# Given problem A:
In the interview with Patrick Jouin, what does he say his interior architecture practice came from, more specifically?
# Given problem B:
Continue the interview with Patrick Jouin, starting after its last sentence.

# Excerpt provided start

TLmag: Let’s start off with how you first began. What was your motivation to become a product and interior designer?

Patrick Jouin (PJ): I got into product design because I thought it would provide a good base in which I could combine my drive and wish to draw day-in-day-out as well as my technological skills and knowledge. With a visual approach, I wanted to contribute and create products that had beauty and poetry within them. My interior architecture practice was unexpected; it was never something I actively set out to be doing. There, my practice revolves around a very genuine love for light, shadow, and how it interacts in space. More specifically, it came from my love for the void: for emptiness. When I see an empty space, I get excited by the endless possibilities that it contains.

TLmag: In your earlier designs there was more focus on using plastic and other modern materials, yet, in a lot of your more recent work, you seem to be using more natural materials, specifically wood. Why is that, do you think, and what drew you to work with wood as a material for expression?

PJ: I guess you could say that I’ve learnt that we need to be careful about using materials that are made out of such harmful compounds. Even though plastic is a fascinating material — because you can ask it to do whatever you want — there’s no denying how much pollution and damage it’s causing. I started using wood more as I began building interiors, and I’ve found that wood is such a great, natural alternative that’s on the other side of the ‘plastic’ spectrum. By working with wood through high-tech processes — like using specific types of glue or a CNC-machine — there are no limits to it. From building high-rises all the way down to creating an intricate teaspoon, it’s an incredible feeling to witness how limitless this material is – and it reminds me that I still have much work ahead of me.

# Excerpt provided end
# Data lines start

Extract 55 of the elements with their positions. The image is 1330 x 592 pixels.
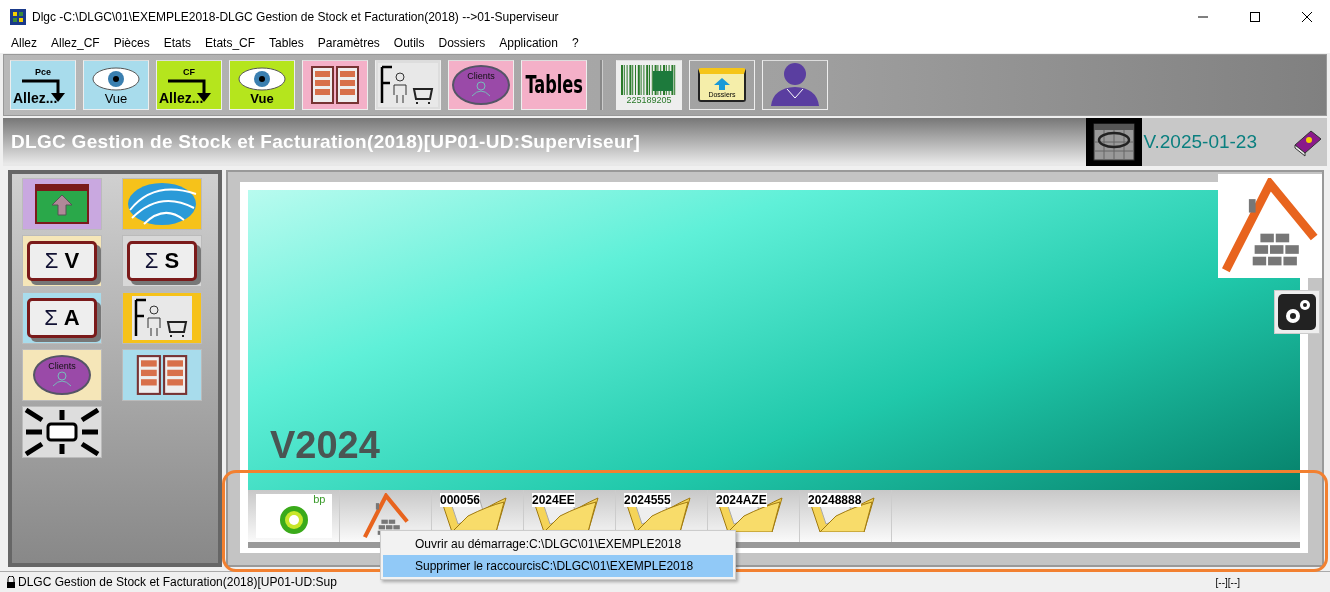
menu-item[interactable]: Allez (4, 36, 44, 50)
view-button[interactable]: Vue (83, 60, 149, 110)
context-menu-item[interactable]: Supprimer le raccourcisC:\DLGC\01\EXEMPLE2018 (383, 555, 733, 577)
menu-item[interactable]: Paramètres (310, 36, 387, 50)
menu-item[interactable]: Pièces (106, 36, 157, 50)
person-cart-icon (132, 296, 192, 340)
menu-item[interactable]: Application (492, 36, 565, 50)
menu-item[interactable]: Etats (156, 36, 199, 50)
help-button[interactable] (1287, 118, 1327, 166)
arrows-icon (24, 408, 100, 456)
upload-button[interactable] (22, 178, 102, 230)
menu-item[interactable]: Outils (386, 36, 432, 50)
shelves-button[interactable] (122, 349, 202, 401)
globe-button[interactable] (122, 178, 202, 230)
goto-button[interactable]: CF Allez... (156, 60, 222, 110)
clients-button[interactable]: Clients (22, 349, 102, 401)
menu-item[interactable]: ? (564, 36, 586, 50)
close-icon (1302, 11, 1312, 22)
upload-icon (32, 183, 92, 225)
person-cart-button[interactable] (375, 60, 441, 110)
menu-item[interactable]: Tables (262, 36, 311, 50)
status-text: DLGC Gestion de Stock et Facturation(2018)[UP01-UD:Sup (18, 575, 338, 589)
banner-watermark: V2024 (270, 426, 380, 464)
tables-button[interactable]: Tables (521, 60, 587, 110)
lock-icon (6, 576, 16, 588)
app-icon (10, 8, 26, 25)
sigma-button[interactable]: Σ A (22, 292, 102, 344)
barcode-button[interactable]: 225189205 (616, 60, 682, 110)
eye-icon (91, 65, 141, 92)
settings-icon (1278, 294, 1316, 330)
menu-item[interactable]: Allez_CF (44, 36, 107, 50)
status-indicator: [--][--] (1215, 576, 1241, 588)
shelves-icon (309, 65, 361, 105)
menu-item[interactable]: Etats_CF (198, 36, 263, 50)
shortcut-tile[interactable]: 20248888 (800, 490, 892, 542)
app-title: DLGC Gestion de Stock et Facturation(2018)[UP01-UD:Superviseur] (10, 131, 642, 153)
eye-icon (237, 65, 287, 92)
shelves-icon (134, 354, 190, 396)
version-label: V.2025-01-23 (1141, 118, 1287, 166)
goto-button[interactable]: Pce Allez... (10, 60, 76, 110)
menu-item[interactable]: Dossiers (431, 36, 493, 50)
person-cart-button[interactable] (122, 292, 202, 344)
expand-button[interactable] (22, 406, 102, 458)
doctor-button[interactable] (762, 60, 828, 110)
sigma-button[interactable]: Σ V (22, 235, 102, 287)
logo-text: bp (313, 494, 326, 505)
maximize-icon (1250, 11, 1260, 22)
clients-badge: Clients (33, 355, 91, 395)
shelves-button[interactable] (302, 60, 368, 110)
settings-button[interactable] (1274, 290, 1320, 334)
window-title: Dlgc -C:\DLGC\01\EXEMPLE2018-DLGC Gestion de Stock et Facturation(2018) -->01-Superviseur (32, 9, 560, 24)
person-cart-icon (378, 63, 438, 107)
calendar-button[interactable] (1085, 118, 1142, 166)
sigma-button[interactable]: Σ S (122, 235, 202, 287)
view-button[interactable]: Vue (229, 60, 295, 110)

# Data lines end

# Final answer A:
It came from his love for the void, for emptiness.

# Final answer B:
TLmag: Even when your work is not made out of natural materials, it seems like you are continually inspired by nature. Like the geometric design of the TAMU chair prototype, you revealed at Milan Design Week. Where did this fascination with nature come from, and what drives it to this day?

PJ: Because I work for humans, and we are, after all, a part of nature. Everything that I create and the people that interact with them is related to nature. It is an entity that produces impressive structures and offers us brilliant answers to our most researched questions. Its structures are efficient without being chaotic — it’s something we don’t truly understand, and I love it. I study its structures and solutions to dealing with constraints and see them as inspiration. I keep nature in the back of my mind as I try and resolve my design problems.

TLmag: How does the practice of keeping nature in the back of your mind come into play when it comes to creating sustainable design?

PJ; What I love in nature is the fact that it doesn’t use more than it needs. It’s efficient with what it has: a tree will not try to become broader or thicker if it does not need to— and will use with everything it has, whether it be sun or shade, water and nutrients, to grow stronger. I feel compelled to, first of all, design something that is a reliable product — so that when it is used, even if it a result of pollution, it can at least serve a purpose instead of being a waste. Secondly, it has to be efficient and not use more material than it needs to.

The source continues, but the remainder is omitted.